## THE RECORDS
==*==

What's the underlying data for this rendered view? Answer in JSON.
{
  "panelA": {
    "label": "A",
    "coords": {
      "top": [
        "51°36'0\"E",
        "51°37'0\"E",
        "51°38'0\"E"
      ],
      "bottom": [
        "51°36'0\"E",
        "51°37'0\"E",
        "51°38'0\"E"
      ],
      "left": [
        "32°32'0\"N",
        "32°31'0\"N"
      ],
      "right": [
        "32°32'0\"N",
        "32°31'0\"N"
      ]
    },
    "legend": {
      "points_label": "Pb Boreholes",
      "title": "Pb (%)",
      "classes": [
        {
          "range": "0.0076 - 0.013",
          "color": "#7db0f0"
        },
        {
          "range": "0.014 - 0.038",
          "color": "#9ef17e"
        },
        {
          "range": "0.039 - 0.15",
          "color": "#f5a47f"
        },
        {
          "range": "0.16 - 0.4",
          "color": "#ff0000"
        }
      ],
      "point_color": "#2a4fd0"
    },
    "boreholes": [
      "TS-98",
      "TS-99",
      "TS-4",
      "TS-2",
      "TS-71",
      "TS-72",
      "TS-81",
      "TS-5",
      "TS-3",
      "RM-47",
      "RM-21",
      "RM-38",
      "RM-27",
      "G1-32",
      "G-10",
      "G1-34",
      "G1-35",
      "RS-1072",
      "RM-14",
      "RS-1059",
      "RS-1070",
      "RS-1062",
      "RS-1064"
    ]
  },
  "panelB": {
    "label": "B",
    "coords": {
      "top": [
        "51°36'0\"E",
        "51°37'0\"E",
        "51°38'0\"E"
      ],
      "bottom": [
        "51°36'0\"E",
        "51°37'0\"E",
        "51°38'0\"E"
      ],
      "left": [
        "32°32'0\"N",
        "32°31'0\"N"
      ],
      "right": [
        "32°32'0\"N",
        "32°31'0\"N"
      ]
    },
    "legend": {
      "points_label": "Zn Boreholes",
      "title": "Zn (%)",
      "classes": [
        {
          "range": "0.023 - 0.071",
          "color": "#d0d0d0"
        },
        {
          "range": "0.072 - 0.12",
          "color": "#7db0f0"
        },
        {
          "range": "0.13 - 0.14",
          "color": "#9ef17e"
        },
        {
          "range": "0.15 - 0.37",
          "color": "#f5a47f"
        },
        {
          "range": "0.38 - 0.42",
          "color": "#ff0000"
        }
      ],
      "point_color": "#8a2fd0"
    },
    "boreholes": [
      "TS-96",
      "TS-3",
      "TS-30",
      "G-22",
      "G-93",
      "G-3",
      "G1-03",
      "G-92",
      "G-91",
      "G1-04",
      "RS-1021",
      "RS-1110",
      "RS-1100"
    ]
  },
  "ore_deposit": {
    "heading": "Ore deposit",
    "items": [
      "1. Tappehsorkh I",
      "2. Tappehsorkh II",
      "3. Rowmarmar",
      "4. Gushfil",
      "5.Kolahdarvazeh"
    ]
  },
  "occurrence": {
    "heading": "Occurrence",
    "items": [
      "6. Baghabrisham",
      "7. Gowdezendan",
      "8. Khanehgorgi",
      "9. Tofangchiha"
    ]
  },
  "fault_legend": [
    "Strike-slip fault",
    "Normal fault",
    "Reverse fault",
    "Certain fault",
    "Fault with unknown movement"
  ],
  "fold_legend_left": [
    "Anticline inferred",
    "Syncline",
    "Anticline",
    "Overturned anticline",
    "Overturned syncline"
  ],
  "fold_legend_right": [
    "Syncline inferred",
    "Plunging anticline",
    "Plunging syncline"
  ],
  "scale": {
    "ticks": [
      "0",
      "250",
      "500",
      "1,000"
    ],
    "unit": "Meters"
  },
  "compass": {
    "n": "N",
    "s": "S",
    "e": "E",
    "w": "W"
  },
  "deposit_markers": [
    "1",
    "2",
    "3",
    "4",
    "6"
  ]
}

==*==

## WORK TO COMPLETE
Identify each line in the entries with the word "heading" and copy it.

## REPLY
    "heading": "Ore deposit",
    "heading": "Occurrence",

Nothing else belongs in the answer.